:: SHORT PROBLEM ::
Locate the string "Studies" in the listing below. Copy every line where it is found.

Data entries
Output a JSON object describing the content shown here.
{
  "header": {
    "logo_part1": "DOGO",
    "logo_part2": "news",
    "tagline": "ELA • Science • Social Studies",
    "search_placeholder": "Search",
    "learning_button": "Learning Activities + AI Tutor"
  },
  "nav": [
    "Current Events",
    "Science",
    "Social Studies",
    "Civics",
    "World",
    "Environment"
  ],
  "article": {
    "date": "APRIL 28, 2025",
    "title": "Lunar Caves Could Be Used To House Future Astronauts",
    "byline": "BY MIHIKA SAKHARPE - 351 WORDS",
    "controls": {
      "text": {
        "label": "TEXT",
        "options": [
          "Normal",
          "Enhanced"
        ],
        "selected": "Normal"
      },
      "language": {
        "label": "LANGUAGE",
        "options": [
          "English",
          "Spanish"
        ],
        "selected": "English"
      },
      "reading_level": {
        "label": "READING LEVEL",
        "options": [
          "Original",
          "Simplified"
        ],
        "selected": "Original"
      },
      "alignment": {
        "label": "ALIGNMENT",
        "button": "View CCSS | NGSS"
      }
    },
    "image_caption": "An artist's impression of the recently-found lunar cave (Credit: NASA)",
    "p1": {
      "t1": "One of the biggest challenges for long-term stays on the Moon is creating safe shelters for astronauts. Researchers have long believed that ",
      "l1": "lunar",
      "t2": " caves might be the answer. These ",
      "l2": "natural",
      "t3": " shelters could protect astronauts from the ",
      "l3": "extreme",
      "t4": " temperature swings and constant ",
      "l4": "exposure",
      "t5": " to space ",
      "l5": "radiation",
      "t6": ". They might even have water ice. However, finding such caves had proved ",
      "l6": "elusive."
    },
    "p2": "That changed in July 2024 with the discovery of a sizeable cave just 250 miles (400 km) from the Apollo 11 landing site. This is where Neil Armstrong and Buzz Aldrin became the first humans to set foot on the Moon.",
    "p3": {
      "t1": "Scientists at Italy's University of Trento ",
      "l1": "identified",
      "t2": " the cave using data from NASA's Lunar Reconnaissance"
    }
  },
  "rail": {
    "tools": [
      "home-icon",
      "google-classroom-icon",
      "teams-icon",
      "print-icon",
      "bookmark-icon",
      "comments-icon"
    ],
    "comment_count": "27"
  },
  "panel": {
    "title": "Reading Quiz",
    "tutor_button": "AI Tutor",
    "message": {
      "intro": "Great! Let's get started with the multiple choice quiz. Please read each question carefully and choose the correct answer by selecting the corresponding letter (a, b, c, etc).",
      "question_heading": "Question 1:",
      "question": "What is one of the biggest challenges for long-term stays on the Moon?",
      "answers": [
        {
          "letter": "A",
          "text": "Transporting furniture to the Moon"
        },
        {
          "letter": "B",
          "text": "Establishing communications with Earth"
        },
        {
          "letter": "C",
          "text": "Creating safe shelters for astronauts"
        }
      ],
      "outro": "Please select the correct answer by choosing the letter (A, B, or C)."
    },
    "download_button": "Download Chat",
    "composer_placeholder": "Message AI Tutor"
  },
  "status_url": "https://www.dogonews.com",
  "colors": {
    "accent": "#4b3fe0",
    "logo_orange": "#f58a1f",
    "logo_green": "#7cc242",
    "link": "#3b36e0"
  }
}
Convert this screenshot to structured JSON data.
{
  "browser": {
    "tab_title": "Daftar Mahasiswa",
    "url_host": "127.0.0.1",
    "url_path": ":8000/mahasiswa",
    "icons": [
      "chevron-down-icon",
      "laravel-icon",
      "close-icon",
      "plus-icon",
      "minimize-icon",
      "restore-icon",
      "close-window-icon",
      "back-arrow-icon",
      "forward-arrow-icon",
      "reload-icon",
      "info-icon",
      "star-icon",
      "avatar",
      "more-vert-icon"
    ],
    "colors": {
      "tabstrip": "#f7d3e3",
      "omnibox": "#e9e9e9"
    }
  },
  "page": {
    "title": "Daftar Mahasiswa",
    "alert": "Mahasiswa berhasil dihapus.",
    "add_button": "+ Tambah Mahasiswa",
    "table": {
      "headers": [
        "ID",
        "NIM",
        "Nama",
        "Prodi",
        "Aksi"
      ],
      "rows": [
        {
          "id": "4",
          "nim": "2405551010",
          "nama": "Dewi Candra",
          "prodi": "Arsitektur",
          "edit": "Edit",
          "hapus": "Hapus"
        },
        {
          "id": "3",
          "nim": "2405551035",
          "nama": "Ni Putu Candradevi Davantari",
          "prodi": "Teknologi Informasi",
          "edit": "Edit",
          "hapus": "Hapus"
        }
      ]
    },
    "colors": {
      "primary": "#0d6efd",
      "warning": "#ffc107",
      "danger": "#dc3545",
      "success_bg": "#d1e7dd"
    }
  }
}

:: ANSWER FOR THIS EXERCISE ::
    "tagline": "ELA • Science • Social Studies",
    "Social Studies",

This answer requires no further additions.